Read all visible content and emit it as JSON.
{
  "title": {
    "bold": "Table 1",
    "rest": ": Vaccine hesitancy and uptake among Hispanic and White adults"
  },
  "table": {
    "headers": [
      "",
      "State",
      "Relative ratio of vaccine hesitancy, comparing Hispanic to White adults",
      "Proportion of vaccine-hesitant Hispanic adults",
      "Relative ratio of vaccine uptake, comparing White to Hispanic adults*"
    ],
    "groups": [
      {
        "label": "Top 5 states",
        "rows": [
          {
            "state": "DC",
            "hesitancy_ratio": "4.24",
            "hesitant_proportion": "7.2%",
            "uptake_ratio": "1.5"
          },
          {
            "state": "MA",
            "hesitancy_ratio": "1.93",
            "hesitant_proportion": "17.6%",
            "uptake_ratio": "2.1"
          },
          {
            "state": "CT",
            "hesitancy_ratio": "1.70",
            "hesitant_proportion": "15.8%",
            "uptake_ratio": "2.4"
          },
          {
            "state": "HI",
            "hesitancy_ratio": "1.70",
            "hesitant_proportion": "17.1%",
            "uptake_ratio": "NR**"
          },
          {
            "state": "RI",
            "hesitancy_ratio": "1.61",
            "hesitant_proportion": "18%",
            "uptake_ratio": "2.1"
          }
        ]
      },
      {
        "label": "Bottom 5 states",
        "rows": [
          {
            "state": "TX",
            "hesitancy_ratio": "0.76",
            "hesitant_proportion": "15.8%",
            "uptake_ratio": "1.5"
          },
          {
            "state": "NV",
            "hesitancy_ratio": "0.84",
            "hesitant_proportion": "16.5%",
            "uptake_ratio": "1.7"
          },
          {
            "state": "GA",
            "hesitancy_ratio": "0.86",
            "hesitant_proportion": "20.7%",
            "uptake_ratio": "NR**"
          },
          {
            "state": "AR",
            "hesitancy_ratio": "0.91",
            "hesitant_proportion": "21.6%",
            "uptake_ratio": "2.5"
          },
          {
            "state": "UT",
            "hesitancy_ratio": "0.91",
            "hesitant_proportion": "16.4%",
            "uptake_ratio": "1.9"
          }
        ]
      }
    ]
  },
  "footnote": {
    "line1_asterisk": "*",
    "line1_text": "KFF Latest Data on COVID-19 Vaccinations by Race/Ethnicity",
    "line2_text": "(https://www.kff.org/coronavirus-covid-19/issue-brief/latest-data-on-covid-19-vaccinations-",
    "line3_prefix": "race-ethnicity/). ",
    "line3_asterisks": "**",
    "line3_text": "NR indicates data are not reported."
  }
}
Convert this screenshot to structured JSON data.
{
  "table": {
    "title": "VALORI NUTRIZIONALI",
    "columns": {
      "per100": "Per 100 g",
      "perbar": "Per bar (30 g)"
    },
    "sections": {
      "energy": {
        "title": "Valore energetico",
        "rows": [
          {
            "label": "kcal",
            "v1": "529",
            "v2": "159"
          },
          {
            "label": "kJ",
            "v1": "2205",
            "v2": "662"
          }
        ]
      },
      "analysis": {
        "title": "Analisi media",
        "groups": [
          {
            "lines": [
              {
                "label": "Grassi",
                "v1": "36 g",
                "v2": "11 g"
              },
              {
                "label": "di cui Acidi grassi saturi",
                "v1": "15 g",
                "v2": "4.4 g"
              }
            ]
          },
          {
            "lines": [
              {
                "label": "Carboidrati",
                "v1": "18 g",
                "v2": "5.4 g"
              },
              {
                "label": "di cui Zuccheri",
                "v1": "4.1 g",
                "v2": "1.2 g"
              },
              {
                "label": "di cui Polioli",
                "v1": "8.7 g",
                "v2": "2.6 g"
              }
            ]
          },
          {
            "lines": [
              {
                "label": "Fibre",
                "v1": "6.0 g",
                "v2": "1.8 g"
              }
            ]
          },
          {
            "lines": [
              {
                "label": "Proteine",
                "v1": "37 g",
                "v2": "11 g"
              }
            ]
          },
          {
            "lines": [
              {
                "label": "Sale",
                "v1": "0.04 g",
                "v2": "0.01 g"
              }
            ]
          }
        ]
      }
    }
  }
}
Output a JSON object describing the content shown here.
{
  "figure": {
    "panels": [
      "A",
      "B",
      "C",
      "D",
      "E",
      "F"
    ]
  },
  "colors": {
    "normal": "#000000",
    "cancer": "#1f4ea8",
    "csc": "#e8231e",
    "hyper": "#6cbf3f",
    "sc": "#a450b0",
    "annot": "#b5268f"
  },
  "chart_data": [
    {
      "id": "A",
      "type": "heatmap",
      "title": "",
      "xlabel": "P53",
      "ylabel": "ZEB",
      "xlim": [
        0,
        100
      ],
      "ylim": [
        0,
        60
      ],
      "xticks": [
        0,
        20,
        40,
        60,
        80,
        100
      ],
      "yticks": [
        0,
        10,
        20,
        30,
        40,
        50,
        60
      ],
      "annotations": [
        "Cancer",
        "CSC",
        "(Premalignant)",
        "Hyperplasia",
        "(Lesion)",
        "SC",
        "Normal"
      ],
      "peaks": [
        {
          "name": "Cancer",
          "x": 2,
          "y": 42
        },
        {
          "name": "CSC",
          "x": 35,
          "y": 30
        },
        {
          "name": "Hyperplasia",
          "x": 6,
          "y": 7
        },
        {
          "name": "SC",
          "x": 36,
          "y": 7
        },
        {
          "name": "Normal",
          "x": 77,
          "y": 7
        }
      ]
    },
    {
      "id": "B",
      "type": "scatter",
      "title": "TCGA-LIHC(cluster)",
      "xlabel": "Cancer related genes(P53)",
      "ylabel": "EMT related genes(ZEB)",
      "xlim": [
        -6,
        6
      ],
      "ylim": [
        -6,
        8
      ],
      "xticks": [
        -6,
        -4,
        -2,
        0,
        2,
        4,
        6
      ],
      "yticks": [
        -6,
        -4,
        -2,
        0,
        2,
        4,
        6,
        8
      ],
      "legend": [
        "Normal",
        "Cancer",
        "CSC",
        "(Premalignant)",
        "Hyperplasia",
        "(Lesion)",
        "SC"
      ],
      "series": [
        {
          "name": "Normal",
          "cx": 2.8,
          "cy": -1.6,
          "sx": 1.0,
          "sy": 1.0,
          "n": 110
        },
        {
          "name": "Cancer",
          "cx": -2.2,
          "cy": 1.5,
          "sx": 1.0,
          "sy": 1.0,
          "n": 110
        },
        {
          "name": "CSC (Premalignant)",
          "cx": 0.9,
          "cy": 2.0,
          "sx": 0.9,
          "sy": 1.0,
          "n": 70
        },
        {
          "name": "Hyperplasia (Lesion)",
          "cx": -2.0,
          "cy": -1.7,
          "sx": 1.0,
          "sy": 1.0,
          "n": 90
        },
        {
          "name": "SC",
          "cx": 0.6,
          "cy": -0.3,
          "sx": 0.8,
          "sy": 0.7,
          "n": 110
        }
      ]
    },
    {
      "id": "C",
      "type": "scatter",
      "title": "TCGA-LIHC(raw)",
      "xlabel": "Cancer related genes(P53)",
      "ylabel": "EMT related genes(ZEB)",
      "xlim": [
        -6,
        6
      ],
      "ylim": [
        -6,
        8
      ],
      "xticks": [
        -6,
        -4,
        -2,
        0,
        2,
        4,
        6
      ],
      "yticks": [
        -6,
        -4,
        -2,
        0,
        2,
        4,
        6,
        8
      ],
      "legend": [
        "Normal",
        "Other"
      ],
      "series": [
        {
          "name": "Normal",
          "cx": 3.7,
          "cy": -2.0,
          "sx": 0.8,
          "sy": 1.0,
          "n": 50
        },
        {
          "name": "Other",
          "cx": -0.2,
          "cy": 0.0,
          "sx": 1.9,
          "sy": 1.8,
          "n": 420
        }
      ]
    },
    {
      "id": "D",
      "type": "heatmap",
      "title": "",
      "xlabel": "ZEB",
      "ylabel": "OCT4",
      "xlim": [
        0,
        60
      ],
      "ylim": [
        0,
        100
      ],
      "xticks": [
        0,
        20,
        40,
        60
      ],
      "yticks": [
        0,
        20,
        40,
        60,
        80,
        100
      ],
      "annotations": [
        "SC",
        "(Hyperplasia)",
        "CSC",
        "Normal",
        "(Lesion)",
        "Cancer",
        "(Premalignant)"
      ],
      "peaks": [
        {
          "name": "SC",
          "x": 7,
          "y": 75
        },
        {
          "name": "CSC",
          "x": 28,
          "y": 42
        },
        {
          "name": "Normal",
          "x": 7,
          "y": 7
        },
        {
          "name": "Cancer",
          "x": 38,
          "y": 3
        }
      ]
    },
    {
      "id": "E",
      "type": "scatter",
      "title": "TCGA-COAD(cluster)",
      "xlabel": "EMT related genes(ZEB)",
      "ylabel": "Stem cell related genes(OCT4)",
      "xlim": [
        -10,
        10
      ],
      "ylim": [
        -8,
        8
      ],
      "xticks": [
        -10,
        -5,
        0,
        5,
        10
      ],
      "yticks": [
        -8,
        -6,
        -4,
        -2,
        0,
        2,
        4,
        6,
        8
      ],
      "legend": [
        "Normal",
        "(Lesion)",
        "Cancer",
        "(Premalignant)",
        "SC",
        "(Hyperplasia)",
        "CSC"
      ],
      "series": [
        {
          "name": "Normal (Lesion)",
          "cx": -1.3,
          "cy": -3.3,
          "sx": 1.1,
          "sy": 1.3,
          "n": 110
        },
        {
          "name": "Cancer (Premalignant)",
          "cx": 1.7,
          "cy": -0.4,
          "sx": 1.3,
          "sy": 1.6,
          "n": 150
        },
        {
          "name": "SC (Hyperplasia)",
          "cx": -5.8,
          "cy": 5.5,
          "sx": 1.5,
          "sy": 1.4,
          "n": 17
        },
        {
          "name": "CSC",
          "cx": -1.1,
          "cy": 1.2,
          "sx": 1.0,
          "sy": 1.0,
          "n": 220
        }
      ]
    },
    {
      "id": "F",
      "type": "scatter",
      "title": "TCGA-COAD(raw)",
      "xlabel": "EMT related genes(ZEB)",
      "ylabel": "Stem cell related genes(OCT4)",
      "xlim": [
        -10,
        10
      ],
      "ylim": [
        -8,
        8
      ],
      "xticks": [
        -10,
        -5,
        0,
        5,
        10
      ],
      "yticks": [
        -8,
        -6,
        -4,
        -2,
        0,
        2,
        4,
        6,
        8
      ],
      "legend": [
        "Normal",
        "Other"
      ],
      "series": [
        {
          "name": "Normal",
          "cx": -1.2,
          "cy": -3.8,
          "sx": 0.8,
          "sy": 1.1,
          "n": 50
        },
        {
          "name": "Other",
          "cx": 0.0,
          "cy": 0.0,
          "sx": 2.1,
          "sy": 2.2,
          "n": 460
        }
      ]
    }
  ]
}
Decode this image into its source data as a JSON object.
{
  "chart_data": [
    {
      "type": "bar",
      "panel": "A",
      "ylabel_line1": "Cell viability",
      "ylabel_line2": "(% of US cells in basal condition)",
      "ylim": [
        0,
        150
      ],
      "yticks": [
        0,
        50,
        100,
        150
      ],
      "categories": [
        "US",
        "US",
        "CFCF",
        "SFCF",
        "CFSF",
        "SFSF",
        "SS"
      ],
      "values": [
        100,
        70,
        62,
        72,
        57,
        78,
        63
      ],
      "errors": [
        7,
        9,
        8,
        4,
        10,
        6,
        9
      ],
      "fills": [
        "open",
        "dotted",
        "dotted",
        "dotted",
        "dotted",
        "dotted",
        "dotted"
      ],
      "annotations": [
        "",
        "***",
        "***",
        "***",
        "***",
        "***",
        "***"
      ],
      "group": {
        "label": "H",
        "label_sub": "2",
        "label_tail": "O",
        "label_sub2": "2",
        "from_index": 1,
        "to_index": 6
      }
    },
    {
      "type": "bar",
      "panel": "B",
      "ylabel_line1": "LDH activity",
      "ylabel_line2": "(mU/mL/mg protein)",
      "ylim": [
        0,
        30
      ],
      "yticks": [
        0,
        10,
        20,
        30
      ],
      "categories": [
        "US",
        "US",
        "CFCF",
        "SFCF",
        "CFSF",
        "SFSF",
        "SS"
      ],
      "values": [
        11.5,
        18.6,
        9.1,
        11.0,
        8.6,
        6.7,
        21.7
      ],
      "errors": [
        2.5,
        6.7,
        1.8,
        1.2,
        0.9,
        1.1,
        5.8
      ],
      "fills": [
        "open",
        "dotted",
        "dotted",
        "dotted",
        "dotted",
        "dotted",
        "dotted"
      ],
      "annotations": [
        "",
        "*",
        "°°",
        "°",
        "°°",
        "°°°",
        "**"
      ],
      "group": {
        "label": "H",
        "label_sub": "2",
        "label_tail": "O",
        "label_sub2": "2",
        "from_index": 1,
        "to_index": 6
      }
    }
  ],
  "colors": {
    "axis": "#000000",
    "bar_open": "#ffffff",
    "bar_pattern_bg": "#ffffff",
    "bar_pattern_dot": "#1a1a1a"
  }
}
_____
Task prompt: Give the number of lines above containing the word "states", with no other text.

Result: 2